(Stored items)

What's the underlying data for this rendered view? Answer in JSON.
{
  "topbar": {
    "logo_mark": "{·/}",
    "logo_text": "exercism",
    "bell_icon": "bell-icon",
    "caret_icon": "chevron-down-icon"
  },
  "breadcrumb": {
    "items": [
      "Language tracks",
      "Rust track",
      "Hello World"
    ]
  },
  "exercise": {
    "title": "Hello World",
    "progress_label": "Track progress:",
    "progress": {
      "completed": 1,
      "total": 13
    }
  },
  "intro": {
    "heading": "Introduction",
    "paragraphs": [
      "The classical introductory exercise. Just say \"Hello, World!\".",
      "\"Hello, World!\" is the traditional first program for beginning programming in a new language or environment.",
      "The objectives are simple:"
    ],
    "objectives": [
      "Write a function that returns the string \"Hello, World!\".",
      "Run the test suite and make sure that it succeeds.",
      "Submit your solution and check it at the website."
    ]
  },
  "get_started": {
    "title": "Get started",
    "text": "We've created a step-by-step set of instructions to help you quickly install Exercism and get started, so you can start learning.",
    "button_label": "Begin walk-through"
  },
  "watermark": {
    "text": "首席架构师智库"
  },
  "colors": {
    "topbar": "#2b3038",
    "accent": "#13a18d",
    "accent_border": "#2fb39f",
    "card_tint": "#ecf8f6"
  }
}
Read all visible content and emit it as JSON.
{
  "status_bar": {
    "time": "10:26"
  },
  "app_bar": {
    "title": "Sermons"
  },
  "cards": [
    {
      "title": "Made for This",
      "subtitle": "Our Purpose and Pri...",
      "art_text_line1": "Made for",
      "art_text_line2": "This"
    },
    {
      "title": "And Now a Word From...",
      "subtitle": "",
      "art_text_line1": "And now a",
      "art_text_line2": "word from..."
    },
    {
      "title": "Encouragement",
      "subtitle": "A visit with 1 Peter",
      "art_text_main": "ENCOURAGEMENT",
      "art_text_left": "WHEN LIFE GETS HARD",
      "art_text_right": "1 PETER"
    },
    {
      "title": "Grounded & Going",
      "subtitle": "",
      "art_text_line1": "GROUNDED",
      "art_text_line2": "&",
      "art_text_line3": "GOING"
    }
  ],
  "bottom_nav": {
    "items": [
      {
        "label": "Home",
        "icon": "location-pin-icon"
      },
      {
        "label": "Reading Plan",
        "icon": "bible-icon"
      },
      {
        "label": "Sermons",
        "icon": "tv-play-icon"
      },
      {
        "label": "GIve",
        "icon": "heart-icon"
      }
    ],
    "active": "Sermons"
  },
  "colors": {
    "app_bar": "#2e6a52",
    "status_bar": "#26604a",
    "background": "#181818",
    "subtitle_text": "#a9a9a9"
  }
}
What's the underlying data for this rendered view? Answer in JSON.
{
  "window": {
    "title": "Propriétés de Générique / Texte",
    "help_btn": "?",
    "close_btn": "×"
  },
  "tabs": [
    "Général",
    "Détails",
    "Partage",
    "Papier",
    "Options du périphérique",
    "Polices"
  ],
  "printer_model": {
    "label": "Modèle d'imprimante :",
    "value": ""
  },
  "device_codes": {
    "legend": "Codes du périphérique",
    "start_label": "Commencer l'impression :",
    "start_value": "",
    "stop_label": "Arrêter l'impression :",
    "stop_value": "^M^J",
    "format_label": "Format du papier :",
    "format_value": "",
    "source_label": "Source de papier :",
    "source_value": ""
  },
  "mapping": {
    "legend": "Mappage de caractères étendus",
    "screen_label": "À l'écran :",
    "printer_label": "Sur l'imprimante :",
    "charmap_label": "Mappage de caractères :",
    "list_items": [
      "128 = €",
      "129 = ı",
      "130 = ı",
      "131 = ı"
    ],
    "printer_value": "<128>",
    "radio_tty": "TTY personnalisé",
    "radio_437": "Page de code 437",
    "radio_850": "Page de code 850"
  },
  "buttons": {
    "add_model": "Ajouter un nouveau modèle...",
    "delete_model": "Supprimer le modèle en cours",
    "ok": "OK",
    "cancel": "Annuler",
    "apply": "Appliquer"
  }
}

---

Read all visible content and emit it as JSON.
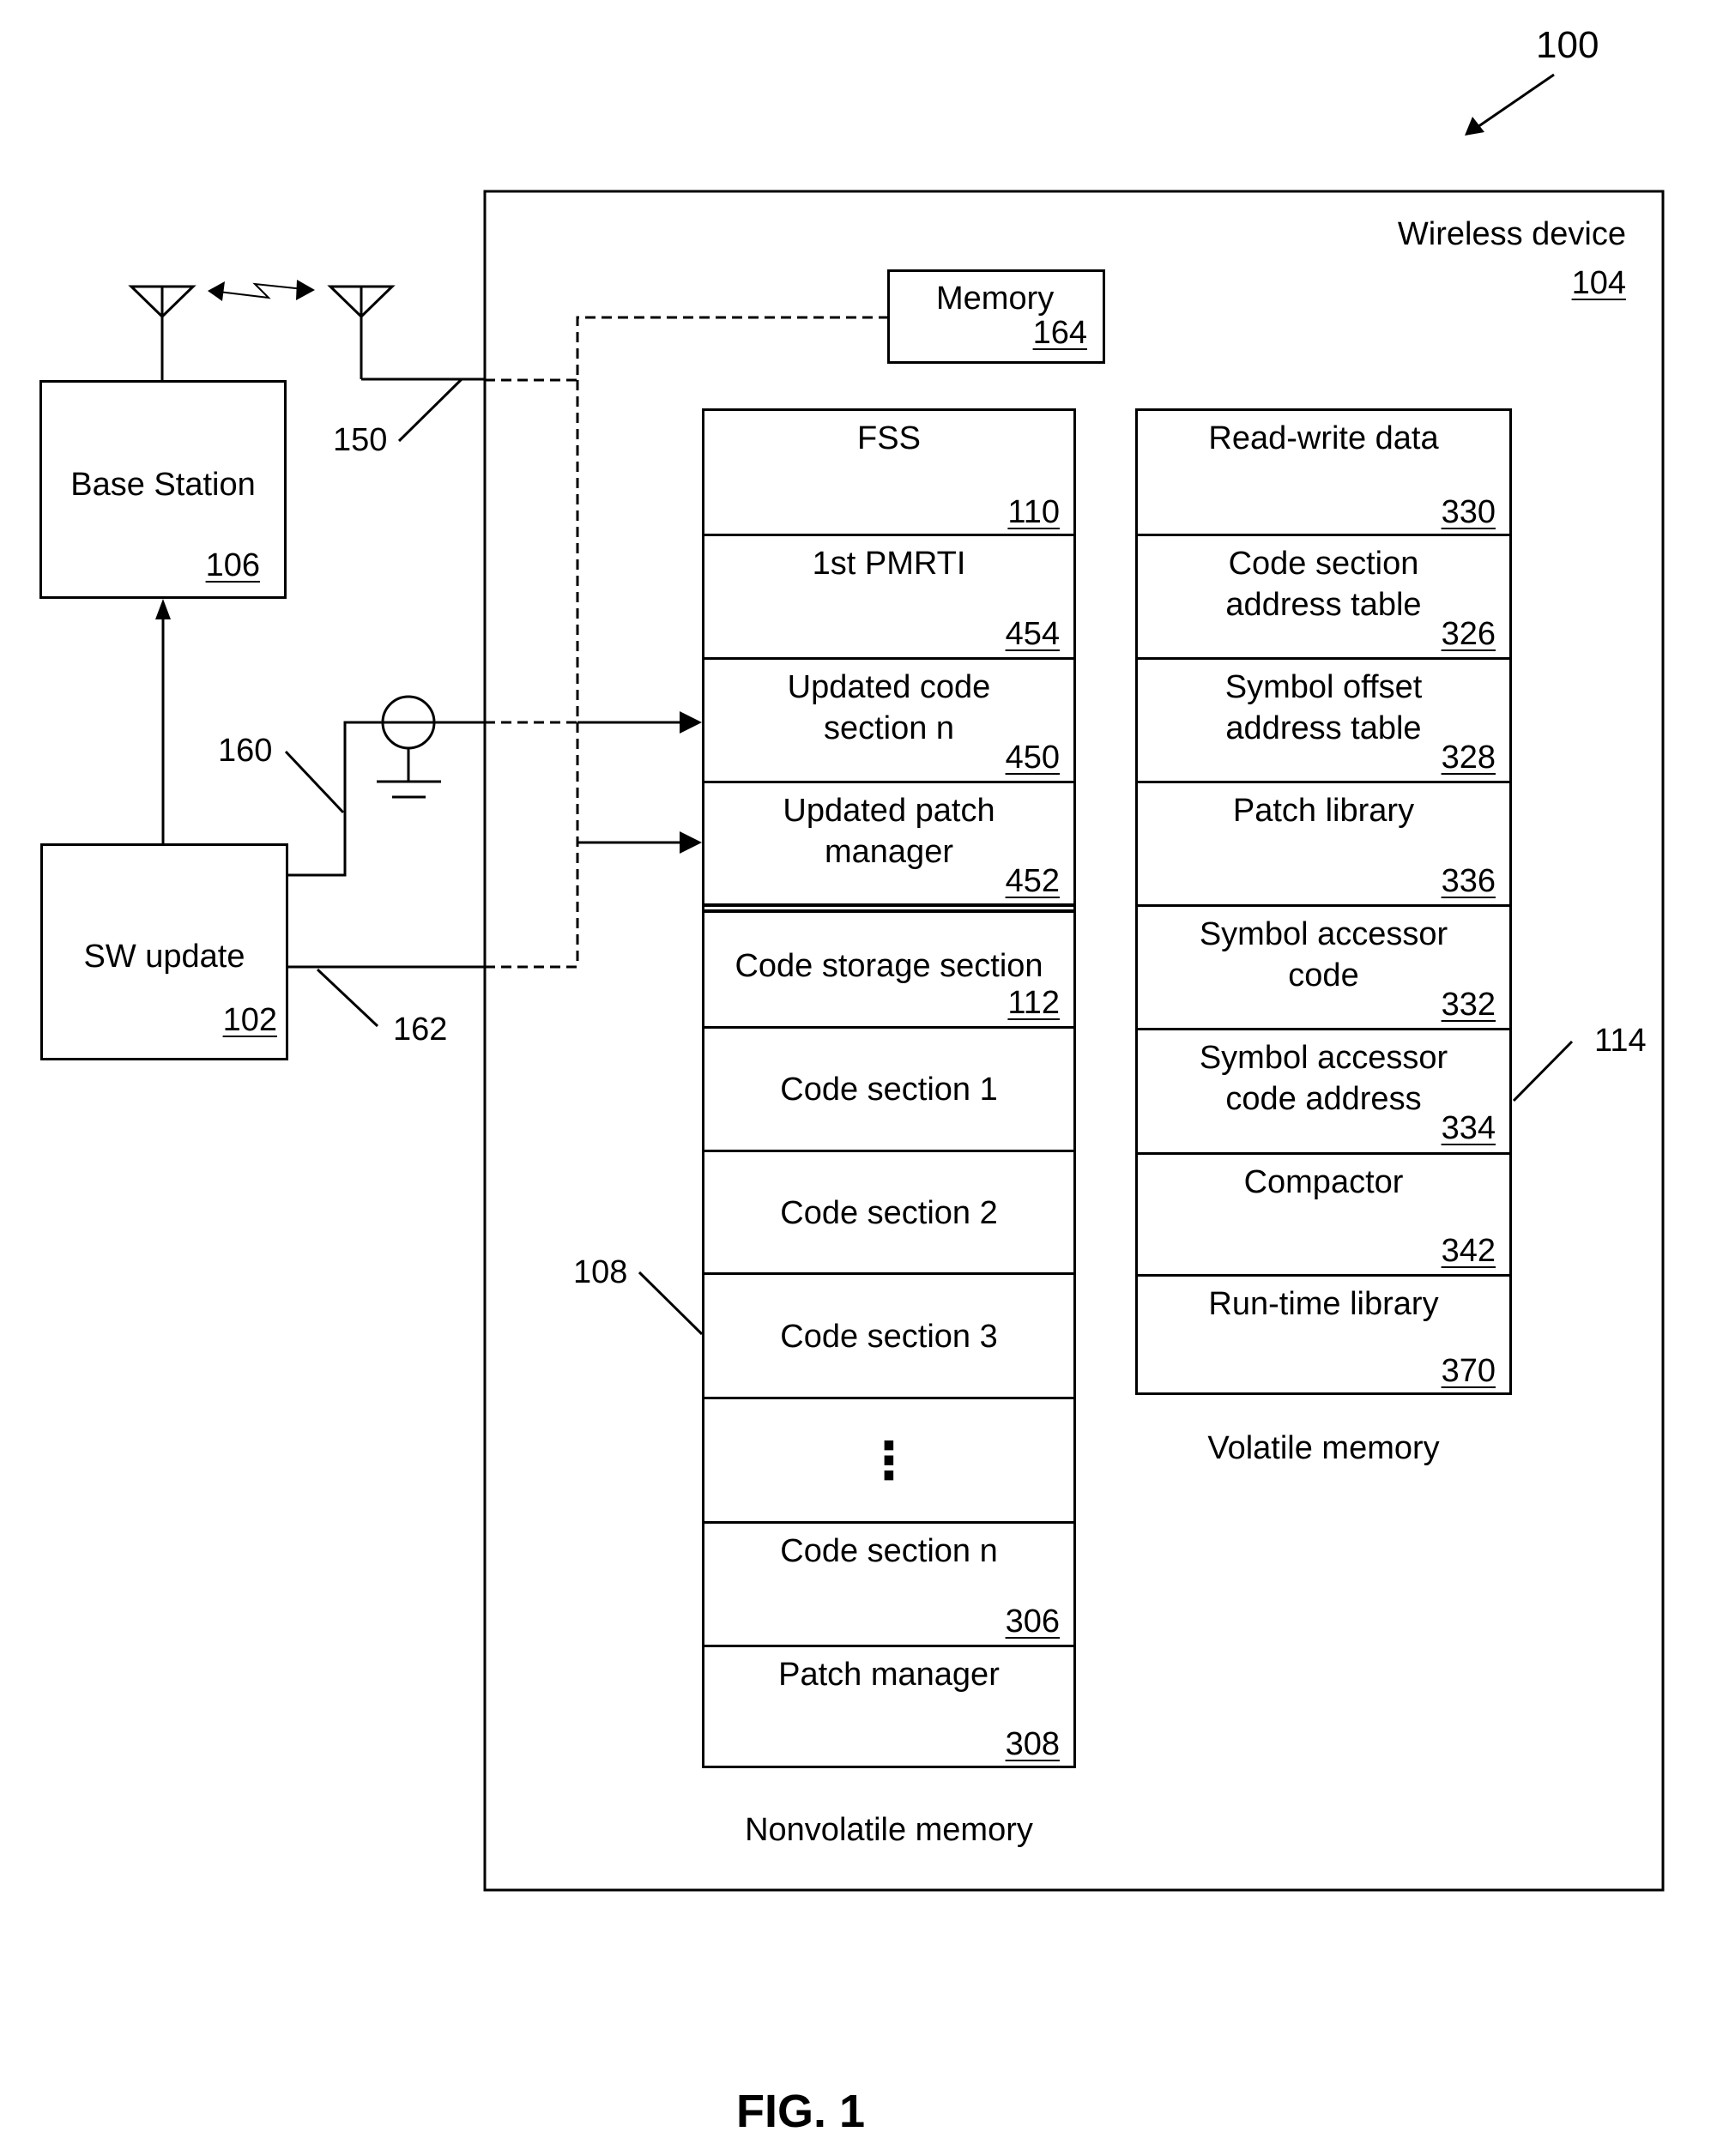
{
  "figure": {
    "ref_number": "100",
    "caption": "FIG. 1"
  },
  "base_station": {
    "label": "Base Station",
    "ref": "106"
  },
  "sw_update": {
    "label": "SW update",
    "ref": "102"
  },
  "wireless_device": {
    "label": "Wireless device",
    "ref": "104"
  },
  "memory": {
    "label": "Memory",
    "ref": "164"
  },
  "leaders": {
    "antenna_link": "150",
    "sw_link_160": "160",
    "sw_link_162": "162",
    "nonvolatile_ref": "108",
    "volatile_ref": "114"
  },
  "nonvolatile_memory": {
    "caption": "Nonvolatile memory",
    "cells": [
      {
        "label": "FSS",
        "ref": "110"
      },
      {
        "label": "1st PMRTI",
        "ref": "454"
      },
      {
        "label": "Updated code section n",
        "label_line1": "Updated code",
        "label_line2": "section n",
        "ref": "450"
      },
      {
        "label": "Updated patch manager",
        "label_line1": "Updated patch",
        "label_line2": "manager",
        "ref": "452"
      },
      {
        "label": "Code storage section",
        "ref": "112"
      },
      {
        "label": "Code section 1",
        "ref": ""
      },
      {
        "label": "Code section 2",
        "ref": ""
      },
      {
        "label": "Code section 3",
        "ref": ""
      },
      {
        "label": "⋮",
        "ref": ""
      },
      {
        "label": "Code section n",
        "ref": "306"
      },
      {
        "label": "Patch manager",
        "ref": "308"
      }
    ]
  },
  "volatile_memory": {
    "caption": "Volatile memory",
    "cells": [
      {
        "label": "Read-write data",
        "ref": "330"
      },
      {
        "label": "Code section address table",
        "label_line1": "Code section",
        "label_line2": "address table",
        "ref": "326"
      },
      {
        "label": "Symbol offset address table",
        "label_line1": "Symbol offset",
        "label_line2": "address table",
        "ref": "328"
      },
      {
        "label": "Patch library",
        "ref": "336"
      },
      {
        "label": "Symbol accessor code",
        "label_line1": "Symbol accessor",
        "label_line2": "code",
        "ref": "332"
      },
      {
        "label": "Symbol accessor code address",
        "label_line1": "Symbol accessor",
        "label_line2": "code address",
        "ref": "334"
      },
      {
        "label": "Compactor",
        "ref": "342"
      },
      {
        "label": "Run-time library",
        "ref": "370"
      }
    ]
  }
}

Objective: Determine how many of the lines above hold the word "périphérique", and output that number by itself.

Full answer: 2